> **Set task**
Go through the listing and copy every line word for word.

> **Data for this task**
·····

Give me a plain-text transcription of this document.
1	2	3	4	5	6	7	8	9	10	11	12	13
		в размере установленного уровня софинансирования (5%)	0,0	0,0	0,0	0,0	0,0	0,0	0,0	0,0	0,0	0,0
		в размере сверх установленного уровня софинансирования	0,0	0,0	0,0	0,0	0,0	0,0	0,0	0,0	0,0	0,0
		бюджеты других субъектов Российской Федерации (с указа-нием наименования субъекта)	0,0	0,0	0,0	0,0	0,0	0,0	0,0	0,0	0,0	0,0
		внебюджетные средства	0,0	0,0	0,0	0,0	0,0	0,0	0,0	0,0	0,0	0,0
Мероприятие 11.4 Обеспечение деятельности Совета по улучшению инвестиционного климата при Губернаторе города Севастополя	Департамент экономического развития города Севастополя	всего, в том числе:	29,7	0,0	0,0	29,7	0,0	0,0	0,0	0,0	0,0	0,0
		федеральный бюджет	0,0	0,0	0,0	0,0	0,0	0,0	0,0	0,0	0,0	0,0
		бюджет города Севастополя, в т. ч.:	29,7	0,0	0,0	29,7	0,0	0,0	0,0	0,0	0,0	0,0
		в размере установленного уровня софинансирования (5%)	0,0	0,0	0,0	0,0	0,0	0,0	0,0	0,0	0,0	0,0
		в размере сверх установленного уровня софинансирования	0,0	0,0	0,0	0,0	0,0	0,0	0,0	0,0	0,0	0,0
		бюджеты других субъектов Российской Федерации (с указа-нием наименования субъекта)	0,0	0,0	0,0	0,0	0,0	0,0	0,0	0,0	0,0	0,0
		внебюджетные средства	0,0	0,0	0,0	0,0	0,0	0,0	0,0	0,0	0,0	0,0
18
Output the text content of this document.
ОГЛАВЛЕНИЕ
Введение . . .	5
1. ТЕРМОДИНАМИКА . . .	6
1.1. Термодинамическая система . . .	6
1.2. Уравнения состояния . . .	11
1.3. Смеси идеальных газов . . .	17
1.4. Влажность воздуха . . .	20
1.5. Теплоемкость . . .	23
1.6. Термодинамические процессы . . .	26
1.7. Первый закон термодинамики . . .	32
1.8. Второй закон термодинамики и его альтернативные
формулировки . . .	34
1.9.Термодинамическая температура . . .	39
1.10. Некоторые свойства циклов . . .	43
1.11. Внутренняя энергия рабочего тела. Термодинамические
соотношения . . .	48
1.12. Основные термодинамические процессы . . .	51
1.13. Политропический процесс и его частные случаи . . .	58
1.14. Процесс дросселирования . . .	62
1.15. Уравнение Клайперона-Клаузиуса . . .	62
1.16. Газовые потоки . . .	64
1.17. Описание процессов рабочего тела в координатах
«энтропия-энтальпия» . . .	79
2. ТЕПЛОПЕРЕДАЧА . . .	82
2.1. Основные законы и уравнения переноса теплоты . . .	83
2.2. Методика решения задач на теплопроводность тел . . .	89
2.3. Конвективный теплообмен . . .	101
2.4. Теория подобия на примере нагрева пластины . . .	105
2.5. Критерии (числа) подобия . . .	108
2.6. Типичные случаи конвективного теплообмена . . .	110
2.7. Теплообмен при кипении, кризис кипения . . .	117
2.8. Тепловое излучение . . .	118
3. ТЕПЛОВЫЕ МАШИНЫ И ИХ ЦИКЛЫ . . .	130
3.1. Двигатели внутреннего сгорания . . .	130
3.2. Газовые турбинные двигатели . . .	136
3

·····

> **Exercise output**
Give me a plain-text transcription of this document.
1	2	3	4	5	6	7	8	9	10	11	12	13
		в размере установленного уровня софинансирования (5%)	0,0	0,0	0,0	0,0	0,0	0,0	0,0	0,0	0,0	0,0
		в размере сверх установленного уровня софинансирования	0,0	0,0	0,0	0,0	0,0	0,0	0,0	0,0	0,0	0,0
		бюджеты других субъектов Российской Федерации (с указа-нием наименования субъекта)	0,0	0,0	0,0	0,0	0,0	0,0	0,0	0,0	0,0	0,0
		внебюджетные средства	0,0	0,0	0,0	0,0	0,0	0,0	0,0	0,0	0,0	0,0
Мероприятие 11.4 Обеспечение деятельности Совета по улучшению инвестиционного климата при Губернаторе города Севастополя	Департамент экономического развития города Севастополя	всего, в том числе:	29,7	0,0	0,0	29,7	0,0	0,0	0,0	0,0	0,0	0,0
		федеральный бюджет	0,0	0,0	0,0	0,0	0,0	0,0	0,0	0,0	0,0	0,0
		бюджет города Севастополя, в т. ч.:	29,7	0,0	0,0	29,7	0,0	0,0	0,0	0,0	0,0	0,0
		в размере установленного уровня софинансирования (5%)	0,0	0,0	0,0	0,0	0,0	0,0	0,0	0,0	0,0	0,0
		в размере сверх установленного уровня софинансирования	0,0	0,0	0,0	0,0	0,0	0,0	0,0	0,0	0,0	0,0
		бюджеты других субъектов Российской Федерации (с указа-нием наименования субъекта)	0,0	0,0	0,0	0,0	0,0	0,0	0,0	0,0	0,0	0,0
		внебюджетные средства	0,0	0,0	0,0	0,0	0,0	0,0	0,0	0,0	0,0	0,0
18
Output the text content of this document.
ОГЛАВЛЕНИЕ
Введение . . .	5
1. ТЕРМОДИНАМИКА . . .	6
1.1. Термодинамическая система . . .	6
1.2. Уравнения состояния . . .	11
1.3. Смеси идеальных газов . . .	17
1.4. Влажность воздуха . . .	20
1.5. Теплоемкость . . .	23
1.6. Термодинамические процессы . . .	26
1.7. Первый закон термодинамики . . .	32
1.8. Второй закон термодинамики и его альтернативные
формулировки . . .	34
1.9.Термодинамическая температура . . .	39
1.10. Некоторые свойства циклов . . .	43
1.11. Внутренняя энергия рабочего тела. Термодинамические
соотношения . . .	48
1.12. Основные термодинамические процессы . . .	51
1.13. Политропический процесс и его частные случаи . . .	58
1.14. Процесс дросселирования . . .	62
1.15. Уравнение Клайперона-Клаузиуса . . .	62
1.16. Газовые потоки . . .	64
1.17. Описание процессов рабочего тела в координатах
«энтропия-энтальпия» . . .	79
2. ТЕПЛОПЕРЕДАЧА . . .	82
2.1. Основные законы и уравнения переноса теплоты . . .	83
2.2. Методика решения задач на теплопроводность тел . . .	89
2.3. Конвективный теплообмен . . .	101
2.4. Теория подобия на примере нагрева пластины . . .	105
2.5. Критерии (числа) подобия . . .	108
2.6. Типичные случаи конвективного теплообмена . . .	110
2.7. Теплообмен при кипении, кризис кипения . . .	117
2.8. Тепловое излучение . . .	118
3. ТЕПЛОВЫЕ МАШИНЫ И ИХ ЦИКЛЫ . . .	130
3.1. Двигатели внутреннего сгорания . . .	130
3.2. Газовые турбинные двигатели . . .	136
3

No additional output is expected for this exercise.